## start RECORDS SHOWN
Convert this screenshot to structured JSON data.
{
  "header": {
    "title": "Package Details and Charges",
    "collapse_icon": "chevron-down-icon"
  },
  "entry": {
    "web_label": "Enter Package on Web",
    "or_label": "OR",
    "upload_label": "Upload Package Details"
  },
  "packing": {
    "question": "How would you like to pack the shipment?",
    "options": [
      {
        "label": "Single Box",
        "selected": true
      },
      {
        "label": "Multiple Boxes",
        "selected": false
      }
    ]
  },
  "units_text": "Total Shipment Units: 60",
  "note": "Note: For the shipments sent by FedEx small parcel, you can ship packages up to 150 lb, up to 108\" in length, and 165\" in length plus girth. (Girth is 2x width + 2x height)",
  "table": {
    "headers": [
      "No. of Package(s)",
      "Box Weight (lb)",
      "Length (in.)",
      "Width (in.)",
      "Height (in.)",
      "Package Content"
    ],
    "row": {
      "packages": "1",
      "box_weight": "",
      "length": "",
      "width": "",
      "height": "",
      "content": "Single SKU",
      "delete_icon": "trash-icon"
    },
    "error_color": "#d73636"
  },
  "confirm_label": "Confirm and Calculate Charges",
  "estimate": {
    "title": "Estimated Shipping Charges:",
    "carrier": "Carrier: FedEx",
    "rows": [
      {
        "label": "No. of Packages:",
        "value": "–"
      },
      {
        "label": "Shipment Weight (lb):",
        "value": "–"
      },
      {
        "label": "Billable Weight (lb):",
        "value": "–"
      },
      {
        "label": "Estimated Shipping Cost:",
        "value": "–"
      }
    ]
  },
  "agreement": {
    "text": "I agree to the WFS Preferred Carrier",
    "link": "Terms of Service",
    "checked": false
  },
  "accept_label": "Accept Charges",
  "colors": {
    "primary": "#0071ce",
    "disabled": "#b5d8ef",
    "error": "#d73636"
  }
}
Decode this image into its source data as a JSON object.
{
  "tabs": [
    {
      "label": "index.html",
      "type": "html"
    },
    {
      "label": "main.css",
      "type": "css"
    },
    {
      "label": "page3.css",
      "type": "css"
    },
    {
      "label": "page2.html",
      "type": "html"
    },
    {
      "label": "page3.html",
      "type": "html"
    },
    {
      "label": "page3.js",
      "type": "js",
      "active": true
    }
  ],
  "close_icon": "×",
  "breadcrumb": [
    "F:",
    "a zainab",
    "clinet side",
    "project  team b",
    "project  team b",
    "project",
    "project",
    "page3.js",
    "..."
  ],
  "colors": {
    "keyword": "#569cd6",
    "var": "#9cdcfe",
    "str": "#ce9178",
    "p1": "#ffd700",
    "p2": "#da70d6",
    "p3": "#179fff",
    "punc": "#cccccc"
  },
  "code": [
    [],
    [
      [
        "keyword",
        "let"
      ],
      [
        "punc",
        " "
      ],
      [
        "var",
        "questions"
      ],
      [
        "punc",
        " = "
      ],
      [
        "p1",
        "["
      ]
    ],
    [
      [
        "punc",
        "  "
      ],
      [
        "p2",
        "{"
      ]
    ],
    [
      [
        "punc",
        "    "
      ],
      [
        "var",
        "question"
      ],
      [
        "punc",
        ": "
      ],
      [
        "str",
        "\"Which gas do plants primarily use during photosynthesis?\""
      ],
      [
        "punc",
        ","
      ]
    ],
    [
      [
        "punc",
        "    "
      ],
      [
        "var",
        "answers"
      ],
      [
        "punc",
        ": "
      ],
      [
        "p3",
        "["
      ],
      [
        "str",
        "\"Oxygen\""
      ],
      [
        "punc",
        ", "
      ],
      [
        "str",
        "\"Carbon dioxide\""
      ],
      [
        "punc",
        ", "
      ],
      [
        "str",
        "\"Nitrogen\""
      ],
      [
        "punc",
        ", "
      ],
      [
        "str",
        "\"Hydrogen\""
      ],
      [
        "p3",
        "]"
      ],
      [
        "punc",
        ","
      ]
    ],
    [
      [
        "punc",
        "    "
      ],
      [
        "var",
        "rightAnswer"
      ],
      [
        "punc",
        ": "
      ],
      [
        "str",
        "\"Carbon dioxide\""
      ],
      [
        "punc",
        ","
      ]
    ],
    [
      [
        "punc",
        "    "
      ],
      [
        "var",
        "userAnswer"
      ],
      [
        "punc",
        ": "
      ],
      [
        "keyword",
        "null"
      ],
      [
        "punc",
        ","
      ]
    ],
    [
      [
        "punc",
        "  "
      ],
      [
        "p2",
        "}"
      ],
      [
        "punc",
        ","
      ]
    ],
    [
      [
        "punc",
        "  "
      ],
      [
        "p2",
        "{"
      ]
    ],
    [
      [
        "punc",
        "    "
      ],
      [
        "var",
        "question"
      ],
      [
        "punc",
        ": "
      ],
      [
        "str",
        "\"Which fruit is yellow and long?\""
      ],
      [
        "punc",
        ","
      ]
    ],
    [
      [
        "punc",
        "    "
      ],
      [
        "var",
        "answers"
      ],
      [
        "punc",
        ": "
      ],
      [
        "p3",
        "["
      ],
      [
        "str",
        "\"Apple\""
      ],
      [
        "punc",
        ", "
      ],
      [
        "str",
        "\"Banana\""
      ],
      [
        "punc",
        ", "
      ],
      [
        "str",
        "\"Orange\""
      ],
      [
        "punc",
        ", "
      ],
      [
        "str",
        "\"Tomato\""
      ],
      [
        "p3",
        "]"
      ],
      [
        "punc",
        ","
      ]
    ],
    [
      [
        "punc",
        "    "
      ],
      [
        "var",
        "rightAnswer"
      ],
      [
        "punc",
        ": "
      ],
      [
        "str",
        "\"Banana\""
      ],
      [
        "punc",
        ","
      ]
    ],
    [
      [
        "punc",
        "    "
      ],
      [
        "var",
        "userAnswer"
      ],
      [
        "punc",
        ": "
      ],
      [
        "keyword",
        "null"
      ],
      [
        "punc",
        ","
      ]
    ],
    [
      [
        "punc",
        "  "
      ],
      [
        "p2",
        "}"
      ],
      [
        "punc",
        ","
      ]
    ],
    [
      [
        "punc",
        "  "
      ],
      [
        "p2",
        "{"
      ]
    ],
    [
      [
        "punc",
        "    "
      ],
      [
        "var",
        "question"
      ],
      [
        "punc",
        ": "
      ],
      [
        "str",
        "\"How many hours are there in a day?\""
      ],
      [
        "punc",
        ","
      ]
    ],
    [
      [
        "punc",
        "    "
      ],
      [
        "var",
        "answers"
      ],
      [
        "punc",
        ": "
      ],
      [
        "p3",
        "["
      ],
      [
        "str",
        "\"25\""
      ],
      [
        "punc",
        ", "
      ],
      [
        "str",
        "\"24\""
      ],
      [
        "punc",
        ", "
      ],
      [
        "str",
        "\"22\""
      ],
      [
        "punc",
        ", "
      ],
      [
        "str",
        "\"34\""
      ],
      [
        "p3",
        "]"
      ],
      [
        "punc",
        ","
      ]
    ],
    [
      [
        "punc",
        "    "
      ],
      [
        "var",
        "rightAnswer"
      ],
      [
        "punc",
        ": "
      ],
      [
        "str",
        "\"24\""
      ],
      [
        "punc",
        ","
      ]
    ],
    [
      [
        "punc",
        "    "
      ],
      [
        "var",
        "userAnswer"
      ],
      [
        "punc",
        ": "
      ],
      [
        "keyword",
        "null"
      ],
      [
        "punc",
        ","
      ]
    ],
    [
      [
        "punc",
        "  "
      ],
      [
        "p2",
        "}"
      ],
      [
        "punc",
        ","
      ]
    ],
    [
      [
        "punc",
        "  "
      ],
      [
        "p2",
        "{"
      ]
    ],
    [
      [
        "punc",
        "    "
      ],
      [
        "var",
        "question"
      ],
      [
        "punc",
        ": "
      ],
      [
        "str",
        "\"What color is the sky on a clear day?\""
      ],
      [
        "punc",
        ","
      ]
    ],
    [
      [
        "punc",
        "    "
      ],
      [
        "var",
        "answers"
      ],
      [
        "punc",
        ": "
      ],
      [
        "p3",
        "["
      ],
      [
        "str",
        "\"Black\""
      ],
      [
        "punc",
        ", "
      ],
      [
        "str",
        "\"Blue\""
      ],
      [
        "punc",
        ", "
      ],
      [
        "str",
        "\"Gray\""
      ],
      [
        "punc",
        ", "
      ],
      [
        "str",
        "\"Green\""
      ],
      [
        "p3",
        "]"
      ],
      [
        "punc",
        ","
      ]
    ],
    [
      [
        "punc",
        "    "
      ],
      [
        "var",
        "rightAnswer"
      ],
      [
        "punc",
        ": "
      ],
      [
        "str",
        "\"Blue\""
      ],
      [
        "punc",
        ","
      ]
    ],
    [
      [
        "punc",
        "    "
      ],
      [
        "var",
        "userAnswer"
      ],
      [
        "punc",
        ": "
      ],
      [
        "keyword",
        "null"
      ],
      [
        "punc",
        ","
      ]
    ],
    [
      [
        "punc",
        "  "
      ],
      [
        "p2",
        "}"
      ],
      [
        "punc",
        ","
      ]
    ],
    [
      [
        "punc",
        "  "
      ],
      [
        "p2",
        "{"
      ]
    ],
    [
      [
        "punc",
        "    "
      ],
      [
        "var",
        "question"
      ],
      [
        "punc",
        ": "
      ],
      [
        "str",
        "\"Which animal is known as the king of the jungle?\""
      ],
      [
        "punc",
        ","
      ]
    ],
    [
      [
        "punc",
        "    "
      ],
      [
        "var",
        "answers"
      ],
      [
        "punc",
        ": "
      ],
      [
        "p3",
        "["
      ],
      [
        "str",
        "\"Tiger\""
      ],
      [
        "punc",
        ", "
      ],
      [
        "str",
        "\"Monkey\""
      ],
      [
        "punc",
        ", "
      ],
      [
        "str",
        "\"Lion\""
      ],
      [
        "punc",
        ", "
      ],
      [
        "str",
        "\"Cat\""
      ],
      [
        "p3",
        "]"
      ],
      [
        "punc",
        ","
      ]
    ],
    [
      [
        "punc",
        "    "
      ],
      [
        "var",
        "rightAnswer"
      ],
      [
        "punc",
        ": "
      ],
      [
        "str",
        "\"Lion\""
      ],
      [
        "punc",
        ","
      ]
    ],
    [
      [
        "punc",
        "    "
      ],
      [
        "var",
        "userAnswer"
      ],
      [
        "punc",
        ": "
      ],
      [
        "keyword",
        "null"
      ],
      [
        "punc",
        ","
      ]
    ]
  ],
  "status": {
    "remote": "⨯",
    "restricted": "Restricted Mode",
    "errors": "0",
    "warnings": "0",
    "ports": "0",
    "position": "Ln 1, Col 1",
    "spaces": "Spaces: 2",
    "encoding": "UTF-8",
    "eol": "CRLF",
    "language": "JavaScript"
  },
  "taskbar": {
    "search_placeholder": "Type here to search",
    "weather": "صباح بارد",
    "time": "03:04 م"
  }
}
## end RECORDS SHOWN
GIVEN TASK: Above are some records. Report the number of their lines that include "Estimated", and add nothing else.

CORRECT OUTPUT: 2